* begin RECORDS FOR THE TASK *

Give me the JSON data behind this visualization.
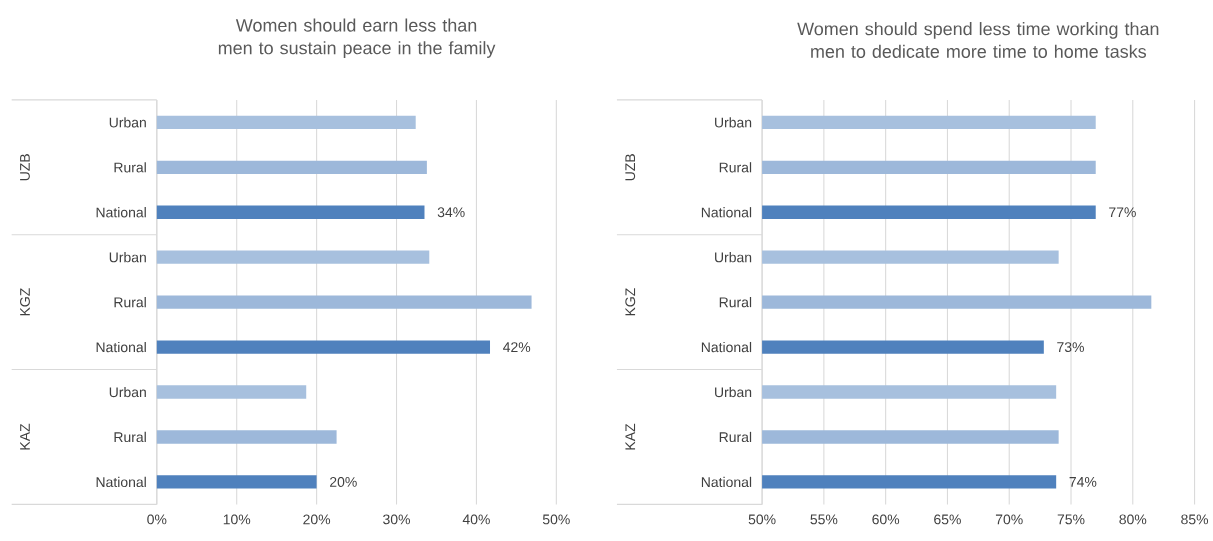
{
  "chart_data": [
    {
      "type": "bar",
      "orientation": "horizontal",
      "title": "Women should earn less than men to sustain peace in the family",
      "categories": [
        "Urban",
        "Rural",
        "National",
        "Urban",
        "Rural",
        "National",
        "Urban",
        "Rural",
        "National"
      ],
      "values": [
        32.4,
        33.8,
        33.5,
        34.1,
        46.9,
        41.7,
        18.7,
        22.5,
        20.0
      ],
      "value_labels": [
        null,
        null,
        "34%",
        null,
        null,
        "42%",
        null,
        null,
        "20%"
      ],
      "colors": [
        "#a7c0de",
        "#9db8da",
        "#4f81bd",
        "#a7c0de",
        "#9db8da",
        "#4f81bd",
        "#a7c0de",
        "#9db8da",
        "#4f81bd"
      ],
      "annotations": [
        "UZB",
        "KGZ",
        "KAZ"
      ],
      "xlim": [
        0,
        50
      ],
      "xticks": [
        {
          "value": 0,
          "label": "0%"
        },
        {
          "value": 10,
          "label": "10%"
        },
        {
          "value": 20,
          "label": "20%"
        },
        {
          "value": 30,
          "label": "30%"
        },
        {
          "value": 40,
          "label": "40%"
        },
        {
          "value": 50,
          "label": "50%"
        }
      ],
      "grid": "x"
    },
    {
      "type": "bar",
      "orientation": "horizontal",
      "title": "Women should spend less time working than men to dedicate more time to home tasks",
      "categories": [
        "Urban",
        "Rural",
        "National",
        "Urban",
        "Rural",
        "National",
        "Urban",
        "Rural",
        "National"
      ],
      "values": [
        77.0,
        77.0,
        77.0,
        74.0,
        81.5,
        72.8,
        73.8,
        74.0,
        73.8
      ],
      "value_labels": [
        null,
        null,
        "77%",
        null,
        null,
        "73%",
        null,
        null,
        "74%"
      ],
      "colors": [
        "#a7c0de",
        "#9db8da",
        "#4f81bd",
        "#a7c0de",
        "#9db8da",
        "#4f81bd",
        "#a7c0de",
        "#9db8da",
        "#4f81bd"
      ],
      "annotations": [
        "UZB",
        "KGZ",
        "KAZ"
      ],
      "xlim": [
        50,
        85
      ],
      "xticks": [
        {
          "value": 50,
          "label": "50%"
        },
        {
          "value": 55,
          "label": "55%"
        },
        {
          "value": 60,
          "label": "60%"
        },
        {
          "value": 65,
          "label": "65%"
        },
        {
          "value": 70,
          "label": "70%"
        },
        {
          "value": 75,
          "label": "75%"
        },
        {
          "value": 80,
          "label": "80%"
        },
        {
          "value": 85,
          "label": "85%"
        }
      ],
      "grid": "x"
    }
  ]
}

* end RECORDS FOR THE TASK *

DIRECTION: Skip the pictures, then retype every line above exactly.

WRITTEN ANSWER:
Give me the JSON data behind this visualization.
{
  "chart_data": [
    {
      "type": "bar",
      "orientation": "horizontal",
      "title": "Women should earn less than men to sustain peace in the family",
      "categories": [
        "Urban",
        "Rural",
        "National",
        "Urban",
        "Rural",
        "National",
        "Urban",
        "Rural",
        "National"
      ],
      "values": [
        32.4,
        33.8,
        33.5,
        34.1,
        46.9,
        41.7,
        18.7,
        22.5,
        20.0
      ],
      "value_labels": [
        null,
        null,
        "34%",
        null,
        null,
        "42%",
        null,
        null,
        "20%"
      ],
      "colors": [
        "#a7c0de",
        "#9db8da",
        "#4f81bd",
        "#a7c0de",
        "#9db8da",
        "#4f81bd",
        "#a7c0de",
        "#9db8da",
        "#4f81bd"
      ],
      "annotations": [
        "UZB",
        "KGZ",
        "KAZ"
      ],
      "xlim": [
        0,
        50
      ],
      "xticks": [
        {
          "value": 0,
          "label": "0%"
        },
        {
          "value": 10,
          "label": "10%"
        },
        {
          "value": 20,
          "label": "20%"
        },
        {
          "value": 30,
          "label": "30%"
        },
        {
          "value": 40,
          "label": "40%"
        },
        {
          "value": 50,
          "label": "50%"
        }
      ],
      "grid": "x"
    },
    {
      "type": "bar",
      "orientation": "horizontal",
      "title": "Women should spend less time working than men to dedicate more time to home tasks",
      "categories": [
        "Urban",
        "Rural",
        "National",
        "Urban",
        "Rural",
        "National",
        "Urban",
        "Rural",
        "National"
      ],
      "values": [
        77.0,
        77.0,
        77.0,
        74.0,
        81.5,
        72.8,
        73.8,
        74.0,
        73.8
      ],
      "value_labels": [
        null,
        null,
        "77%",
        null,
        null,
        "73%",
        null,
        null,
        "74%"
      ],
      "colors": [
        "#a7c0de",
        "#9db8da",
        "#4f81bd",
        "#a7c0de",
        "#9db8da",
        "#4f81bd",
        "#a7c0de",
        "#9db8da",
        "#4f81bd"
      ],
      "annotations": [
        "UZB",
        "KGZ",
        "KAZ"
      ],
      "xlim": [
        50,
        85
      ],
      "xticks": [
        {
          "value": 50,
          "label": "50%"
        },
        {
          "value": 55,
          "label": "55%"
        },
        {
          "value": 60,
          "label": "60%"
        },
        {
          "value": 65,
          "label": "65%"
        },
        {
          "value": 70,
          "label": "70%"
        },
        {
          "value": 75,
          "label": "75%"
        },
        {
          "value": 80,
          "label": "80%"
        },
        {
          "value": 85,
          "label": "85%"
        }
      ],
      "grid": "x"
    }
  ]
}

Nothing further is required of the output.